Saved entries
•••

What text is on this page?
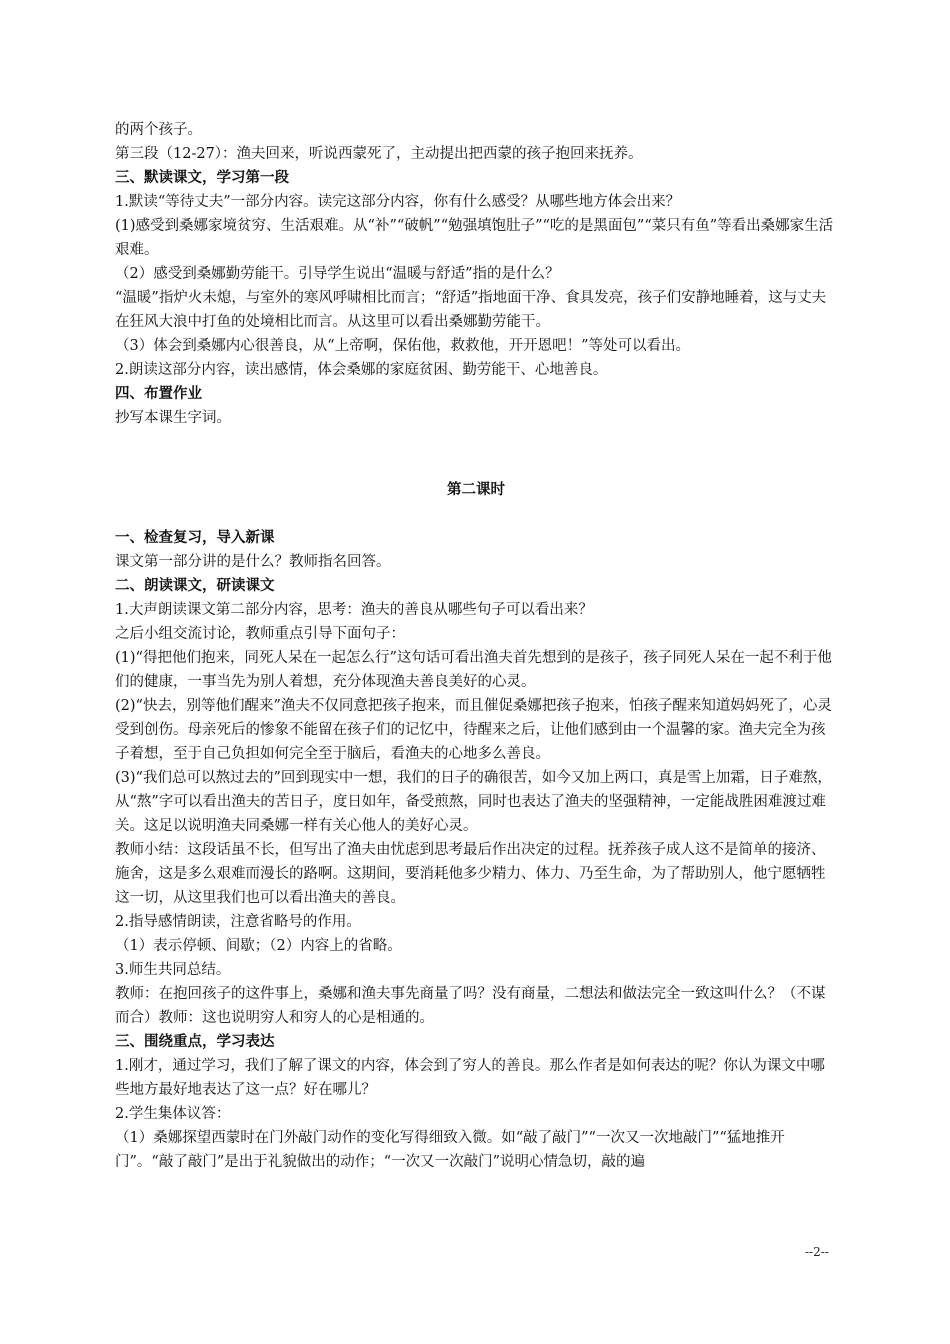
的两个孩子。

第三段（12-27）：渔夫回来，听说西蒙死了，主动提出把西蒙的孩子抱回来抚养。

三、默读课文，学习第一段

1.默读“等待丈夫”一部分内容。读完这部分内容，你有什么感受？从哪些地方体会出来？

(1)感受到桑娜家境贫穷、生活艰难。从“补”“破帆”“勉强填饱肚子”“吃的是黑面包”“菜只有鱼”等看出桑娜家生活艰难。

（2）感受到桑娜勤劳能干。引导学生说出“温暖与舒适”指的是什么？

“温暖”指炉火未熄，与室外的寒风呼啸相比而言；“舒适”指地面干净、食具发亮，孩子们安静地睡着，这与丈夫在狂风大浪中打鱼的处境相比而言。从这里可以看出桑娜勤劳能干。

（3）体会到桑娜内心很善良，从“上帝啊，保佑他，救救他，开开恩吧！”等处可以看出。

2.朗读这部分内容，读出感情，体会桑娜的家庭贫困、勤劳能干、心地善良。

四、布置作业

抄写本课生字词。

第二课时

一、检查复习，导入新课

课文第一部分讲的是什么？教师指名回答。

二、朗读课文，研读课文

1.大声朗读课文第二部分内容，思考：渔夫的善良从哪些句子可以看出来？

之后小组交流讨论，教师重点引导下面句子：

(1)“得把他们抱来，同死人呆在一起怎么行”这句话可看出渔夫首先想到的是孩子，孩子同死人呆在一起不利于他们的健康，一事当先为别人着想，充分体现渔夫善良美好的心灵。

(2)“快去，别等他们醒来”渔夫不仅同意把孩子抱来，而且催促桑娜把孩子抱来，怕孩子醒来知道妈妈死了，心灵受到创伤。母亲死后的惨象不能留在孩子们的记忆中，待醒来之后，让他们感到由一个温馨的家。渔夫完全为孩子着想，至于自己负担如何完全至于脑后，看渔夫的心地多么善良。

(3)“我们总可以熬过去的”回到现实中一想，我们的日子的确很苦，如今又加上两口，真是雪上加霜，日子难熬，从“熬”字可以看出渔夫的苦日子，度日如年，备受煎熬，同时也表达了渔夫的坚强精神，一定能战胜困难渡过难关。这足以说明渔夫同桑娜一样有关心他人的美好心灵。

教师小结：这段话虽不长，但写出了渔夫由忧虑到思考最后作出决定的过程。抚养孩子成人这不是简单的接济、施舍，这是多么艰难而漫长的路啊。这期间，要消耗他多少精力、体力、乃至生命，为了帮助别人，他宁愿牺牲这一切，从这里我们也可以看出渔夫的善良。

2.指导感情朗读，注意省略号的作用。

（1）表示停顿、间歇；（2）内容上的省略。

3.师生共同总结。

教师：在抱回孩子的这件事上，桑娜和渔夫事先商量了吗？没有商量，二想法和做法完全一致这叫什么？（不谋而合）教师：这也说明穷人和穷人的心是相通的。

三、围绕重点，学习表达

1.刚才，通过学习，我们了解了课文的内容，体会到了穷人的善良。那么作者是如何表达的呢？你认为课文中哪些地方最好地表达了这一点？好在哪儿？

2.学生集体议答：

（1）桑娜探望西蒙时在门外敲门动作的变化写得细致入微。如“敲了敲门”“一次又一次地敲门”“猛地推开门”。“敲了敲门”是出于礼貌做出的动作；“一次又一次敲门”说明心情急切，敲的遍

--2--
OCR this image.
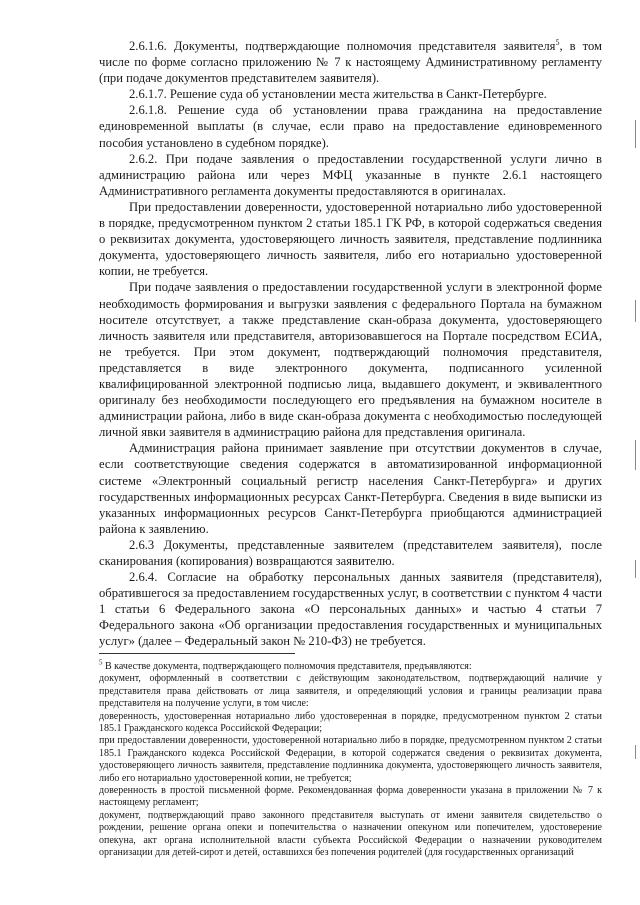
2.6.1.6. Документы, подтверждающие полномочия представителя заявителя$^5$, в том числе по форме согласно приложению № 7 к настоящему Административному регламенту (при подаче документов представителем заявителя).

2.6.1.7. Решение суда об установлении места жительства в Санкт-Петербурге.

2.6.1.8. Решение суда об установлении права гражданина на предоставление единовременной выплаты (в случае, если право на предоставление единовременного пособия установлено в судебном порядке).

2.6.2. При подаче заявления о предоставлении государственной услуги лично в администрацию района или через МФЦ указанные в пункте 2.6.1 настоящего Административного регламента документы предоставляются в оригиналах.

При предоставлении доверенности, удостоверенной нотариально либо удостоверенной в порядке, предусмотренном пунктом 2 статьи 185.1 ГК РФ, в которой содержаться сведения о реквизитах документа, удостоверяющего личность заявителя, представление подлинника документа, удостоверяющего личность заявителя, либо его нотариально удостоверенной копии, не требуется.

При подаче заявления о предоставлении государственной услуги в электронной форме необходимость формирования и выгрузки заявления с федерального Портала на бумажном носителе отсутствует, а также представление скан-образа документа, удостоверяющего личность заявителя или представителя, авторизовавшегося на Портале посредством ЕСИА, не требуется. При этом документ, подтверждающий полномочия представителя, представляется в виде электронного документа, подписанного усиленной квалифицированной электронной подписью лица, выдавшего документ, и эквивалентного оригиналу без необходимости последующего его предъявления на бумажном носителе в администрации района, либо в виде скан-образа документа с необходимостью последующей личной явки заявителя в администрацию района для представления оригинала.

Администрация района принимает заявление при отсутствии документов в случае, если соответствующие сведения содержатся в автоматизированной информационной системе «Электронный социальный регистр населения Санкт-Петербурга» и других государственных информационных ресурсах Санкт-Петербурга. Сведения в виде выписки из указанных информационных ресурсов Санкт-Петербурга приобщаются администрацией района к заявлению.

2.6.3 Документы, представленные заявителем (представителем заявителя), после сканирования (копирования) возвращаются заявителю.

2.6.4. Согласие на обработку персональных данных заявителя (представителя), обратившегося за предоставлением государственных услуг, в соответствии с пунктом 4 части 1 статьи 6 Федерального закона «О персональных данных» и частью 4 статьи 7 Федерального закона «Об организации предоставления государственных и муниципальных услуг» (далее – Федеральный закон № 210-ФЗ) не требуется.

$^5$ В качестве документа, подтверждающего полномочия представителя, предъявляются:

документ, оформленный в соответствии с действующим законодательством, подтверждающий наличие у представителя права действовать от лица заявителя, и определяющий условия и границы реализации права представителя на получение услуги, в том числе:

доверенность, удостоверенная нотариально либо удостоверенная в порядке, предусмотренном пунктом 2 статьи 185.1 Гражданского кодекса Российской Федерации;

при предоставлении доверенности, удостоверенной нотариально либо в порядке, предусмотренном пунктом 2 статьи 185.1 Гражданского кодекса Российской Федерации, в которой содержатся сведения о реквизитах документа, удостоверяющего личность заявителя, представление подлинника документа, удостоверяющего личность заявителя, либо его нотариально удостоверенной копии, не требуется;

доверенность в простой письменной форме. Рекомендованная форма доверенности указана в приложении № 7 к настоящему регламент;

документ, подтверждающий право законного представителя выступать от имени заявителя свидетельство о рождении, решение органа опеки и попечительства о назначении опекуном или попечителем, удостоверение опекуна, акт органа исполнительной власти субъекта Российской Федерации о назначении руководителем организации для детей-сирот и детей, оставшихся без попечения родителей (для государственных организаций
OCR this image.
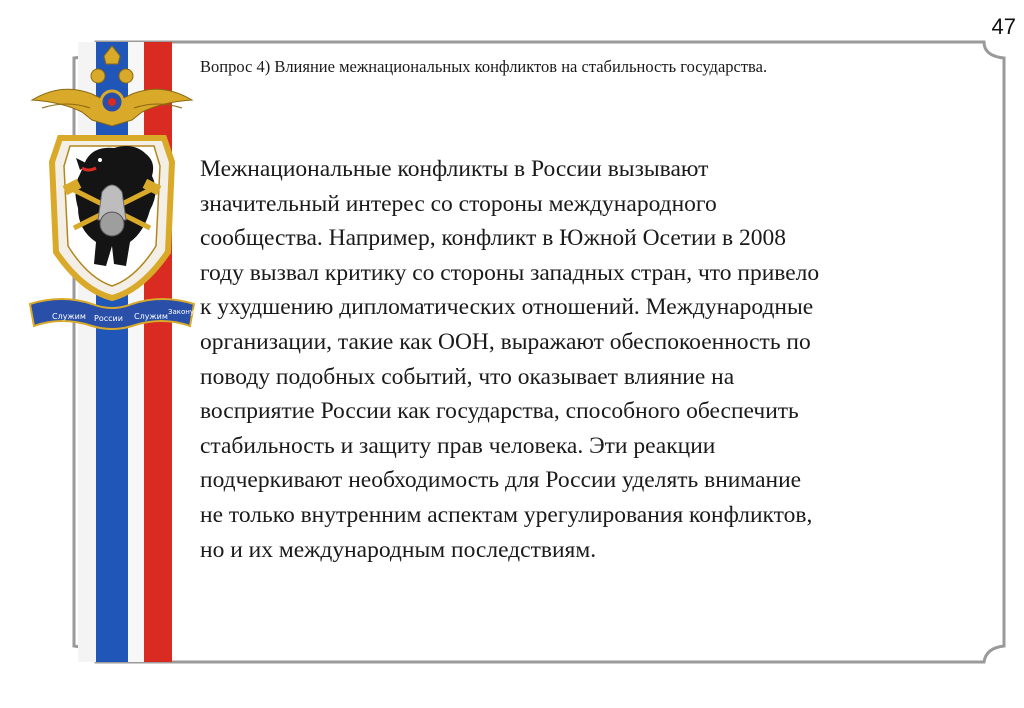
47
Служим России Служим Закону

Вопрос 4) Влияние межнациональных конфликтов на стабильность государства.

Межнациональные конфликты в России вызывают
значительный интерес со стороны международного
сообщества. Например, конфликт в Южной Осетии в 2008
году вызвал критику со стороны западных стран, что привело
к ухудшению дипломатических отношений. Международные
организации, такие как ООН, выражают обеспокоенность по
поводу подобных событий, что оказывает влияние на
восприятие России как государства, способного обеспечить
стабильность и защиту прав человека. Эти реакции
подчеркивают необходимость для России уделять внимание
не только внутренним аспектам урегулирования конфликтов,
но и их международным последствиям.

•••

What the task asks: Filter the records above for lines containing the word "Гражданского", and copy those lines.

Task output:
доверенность, удостоверенная нотариально либо удостоверенная в порядке, предусмотренном пунктом 2 статьи 185.1 Гражданского кодекса Российской Федерации;
при предоставлении доверенности, удостоверенной нотариально либо в порядке, предусмотренном пунктом 2 статьи 185.1 Гражданского кодекса Российской Федерации, в которой содержатся сведения о реквизитах документа, удостоверяющего личность заявителя, представление подлинника документа, удостоверяющего личность заявителя, либо его нотариально удостоверенной копии, не требуется;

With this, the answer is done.